---------- Data listing ----------
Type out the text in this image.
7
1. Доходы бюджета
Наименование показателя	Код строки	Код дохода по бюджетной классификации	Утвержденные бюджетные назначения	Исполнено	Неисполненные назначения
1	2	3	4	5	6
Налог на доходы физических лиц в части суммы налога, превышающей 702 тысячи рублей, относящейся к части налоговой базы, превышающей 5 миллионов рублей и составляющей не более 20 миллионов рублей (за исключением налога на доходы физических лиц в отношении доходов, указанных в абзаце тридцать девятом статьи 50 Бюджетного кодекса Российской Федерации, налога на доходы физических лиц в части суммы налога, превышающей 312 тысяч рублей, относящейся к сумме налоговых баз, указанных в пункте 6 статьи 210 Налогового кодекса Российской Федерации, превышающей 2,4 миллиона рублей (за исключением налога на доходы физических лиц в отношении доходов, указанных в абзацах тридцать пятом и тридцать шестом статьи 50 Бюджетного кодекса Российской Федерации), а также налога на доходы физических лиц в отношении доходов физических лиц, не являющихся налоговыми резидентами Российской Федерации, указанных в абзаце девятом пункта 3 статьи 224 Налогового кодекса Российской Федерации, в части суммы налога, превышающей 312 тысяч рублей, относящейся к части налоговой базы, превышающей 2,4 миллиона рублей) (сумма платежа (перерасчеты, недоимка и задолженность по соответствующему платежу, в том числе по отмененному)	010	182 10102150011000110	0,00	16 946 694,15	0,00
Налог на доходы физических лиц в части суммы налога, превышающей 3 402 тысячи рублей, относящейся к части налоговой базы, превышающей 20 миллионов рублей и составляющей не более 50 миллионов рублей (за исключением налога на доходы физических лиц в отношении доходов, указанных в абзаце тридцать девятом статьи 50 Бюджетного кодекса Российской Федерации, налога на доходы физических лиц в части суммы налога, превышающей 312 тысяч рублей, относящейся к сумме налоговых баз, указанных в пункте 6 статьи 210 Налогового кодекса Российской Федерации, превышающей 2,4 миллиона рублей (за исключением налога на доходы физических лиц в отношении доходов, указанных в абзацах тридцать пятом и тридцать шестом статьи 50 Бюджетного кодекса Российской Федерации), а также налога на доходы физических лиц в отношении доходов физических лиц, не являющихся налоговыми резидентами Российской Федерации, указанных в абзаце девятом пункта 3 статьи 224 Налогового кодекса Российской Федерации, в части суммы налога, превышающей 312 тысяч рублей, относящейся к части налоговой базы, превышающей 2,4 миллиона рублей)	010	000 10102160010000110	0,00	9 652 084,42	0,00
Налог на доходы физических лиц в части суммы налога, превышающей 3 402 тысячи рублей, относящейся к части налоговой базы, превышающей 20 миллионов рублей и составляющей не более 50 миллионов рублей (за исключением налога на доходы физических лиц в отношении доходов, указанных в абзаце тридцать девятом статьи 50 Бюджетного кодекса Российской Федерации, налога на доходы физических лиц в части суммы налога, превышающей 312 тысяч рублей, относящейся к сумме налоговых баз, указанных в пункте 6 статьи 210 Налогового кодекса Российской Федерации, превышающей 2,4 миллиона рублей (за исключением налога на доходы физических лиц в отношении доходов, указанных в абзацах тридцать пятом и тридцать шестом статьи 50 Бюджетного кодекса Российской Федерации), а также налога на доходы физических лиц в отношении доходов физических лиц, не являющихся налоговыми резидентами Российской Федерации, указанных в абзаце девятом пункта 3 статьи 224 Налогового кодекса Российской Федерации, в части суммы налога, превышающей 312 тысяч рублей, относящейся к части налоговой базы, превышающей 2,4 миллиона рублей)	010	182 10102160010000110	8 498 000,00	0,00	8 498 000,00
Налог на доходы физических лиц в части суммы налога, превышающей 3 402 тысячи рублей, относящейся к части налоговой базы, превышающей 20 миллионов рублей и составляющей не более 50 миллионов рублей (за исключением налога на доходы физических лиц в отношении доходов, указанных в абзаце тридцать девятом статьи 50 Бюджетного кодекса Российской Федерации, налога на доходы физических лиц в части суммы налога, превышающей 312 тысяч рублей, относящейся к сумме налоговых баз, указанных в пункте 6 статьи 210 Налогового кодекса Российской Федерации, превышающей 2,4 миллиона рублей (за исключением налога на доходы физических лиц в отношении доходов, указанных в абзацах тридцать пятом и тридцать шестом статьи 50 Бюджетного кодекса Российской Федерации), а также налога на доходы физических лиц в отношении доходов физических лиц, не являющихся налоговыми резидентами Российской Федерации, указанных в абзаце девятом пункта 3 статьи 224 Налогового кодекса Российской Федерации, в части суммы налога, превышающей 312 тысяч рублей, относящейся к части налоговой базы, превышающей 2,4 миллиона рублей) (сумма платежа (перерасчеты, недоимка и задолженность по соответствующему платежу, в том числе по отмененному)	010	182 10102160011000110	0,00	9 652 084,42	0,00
----------
• [Written instruction]:
Write the listing out again, exactly as it reads.

• [Task result]:
Type out the text in this image.
7
1. Доходы бюджета
Наименование показателя	Код строки	Код дохода по бюджетной классификации	Утвержденные бюджетные назначения	Исполнено	Неисполненные назначения
1	2	3	4	5	6
Налог на доходы физических лиц в части суммы налога, превышающей 702 тысячи рублей, относящейся к части налоговой базы, превышающей 5 миллионов рублей и составляющей не более 20 миллионов рублей (за исключением налога на доходы физических лиц в отношении доходов, указанных в абзаце тридцать девятом статьи 50 Бюджетного кодекса Российской Федерации, налога на доходы физических лиц в части суммы налога, превышающей 312 тысяч рублей, относящейся к сумме налоговых баз, указанных в пункте 6 статьи 210 Налогового кодекса Российской Федерации, превышающей 2,4 миллиона рублей (за исключением налога на доходы физических лиц в отношении доходов, указанных в абзацах тридцать пятом и тридцать шестом статьи 50 Бюджетного кодекса Российской Федерации), а также налога на доходы физических лиц в отношении доходов физических лиц, не являющихся налоговыми резидентами Российской Федерации, указанных в абзаце девятом пункта 3 статьи 224 Налогового кодекса Российской Федерации, в части суммы налога, превышающей 312 тысяч рублей, относящейся к части налоговой базы, превышающей 2,4 миллиона рублей) (сумма платежа (перерасчеты, недоимка и задолженность по соответствующему платежу, в том числе по отмененному)	010	182 10102150011000110	0,00	16 946 694,15	0,00
Налог на доходы физических лиц в части суммы налога, превышающей 3 402 тысячи рублей, относящейся к части налоговой базы, превышающей 20 миллионов рублей и составляющей не более 50 миллионов рублей (за исключением налога на доходы физических лиц в отношении доходов, указанных в абзаце тридцать девятом статьи 50 Бюджетного кодекса Российской Федерации, налога на доходы физических лиц в части суммы налога, превышающей 312 тысяч рублей, относящейся к сумме налоговых баз, указанных в пункте 6 статьи 210 Налогового кодекса Российской Федерации, превышающей 2,4 миллиона рублей (за исключением налога на доходы физических лиц в отношении доходов, указанных в абзацах тридцать пятом и тридцать шестом статьи 50 Бюджетного кодекса Российской Федерации), а также налога на доходы физических лиц в отношении доходов физических лиц, не являющихся налоговыми резидентами Российской Федерации, указанных в абзаце девятом пункта 3 статьи 224 Налогового кодекса Российской Федерации, в части суммы налога, превышающей 312 тысяч рублей, относящейся к части налоговой базы, превышающей 2,4 миллиона рублей)	010	000 10102160010000110	0,00	9 652 084,42	0,00
Налог на доходы физических лиц в части суммы налога, превышающей 3 402 тысячи рублей, относящейся к части налоговой базы, превышающей 20 миллионов рублей и составляющей не более 50 миллионов рублей (за исключением налога на доходы физических лиц в отношении доходов, указанных в абзаце тридцать девятом статьи 50 Бюджетного кодекса Российской Федерации, налога на доходы физических лиц в части суммы налога, превышающей 312 тысяч рублей, относящейся к сумме налоговых баз, указанных в пункте 6 статьи 210 Налогового кодекса Российской Федерации, превышающей 2,4 миллиона рублей (за исключением налога на доходы физических лиц в отношении доходов, указанных в абзацах тридцать пятом и тридцать шестом статьи 50 Бюджетного кодекса Российской Федерации), а также налога на доходы физических лиц в отношении доходов физических лиц, не являющихся налоговыми резидентами Российской Федерации, указанных в абзаце девятом пункта 3 статьи 224 Налогового кодекса Российской Федерации, в части суммы налога, превышающей 312 тысяч рублей, относящейся к части налоговой базы, превышающей 2,4 миллиона рублей)	010	182 10102160010000110	8 498 000,00	0,00	8 498 000,00
Налог на доходы физических лиц в части суммы налога, превышающей 3 402 тысячи рублей, относящейся к части налоговой базы, превышающей 20 миллионов рублей и составляющей не более 50 миллионов рублей (за исключением налога на доходы физических лиц в отношении доходов, указанных в абзаце тридцать девятом статьи 50 Бюджетного кодекса Российской Федерации, налога на доходы физических лиц в части суммы налога, превышающей 312 тысяч рублей, относящейся к сумме налоговых баз, указанных в пункте 6 статьи 210 Налогового кодекса Российской Федерации, превышающей 2,4 миллиона рублей (за исключением налога на доходы физических лиц в отношении доходов, указанных в абзацах тридцать пятом и тридцать шестом статьи 50 Бюджетного кодекса Российской Федерации), а также налога на доходы физических лиц в отношении доходов физических лиц, не являющихся налоговыми резидентами Российской Федерации, указанных в абзаце девятом пункта 3 статьи 224 Налогового кодекса Российской Федерации, в части суммы налога, превышающей 312 тысяч рублей, относящейся к части налоговой базы, превышающей 2,4 миллиона рублей) (сумма платежа (перерасчеты, недоимка и задолженность по соответствующему платежу, в том числе по отмененному)	010	182 10102160011000110	0,00	9 652 084,42	0,00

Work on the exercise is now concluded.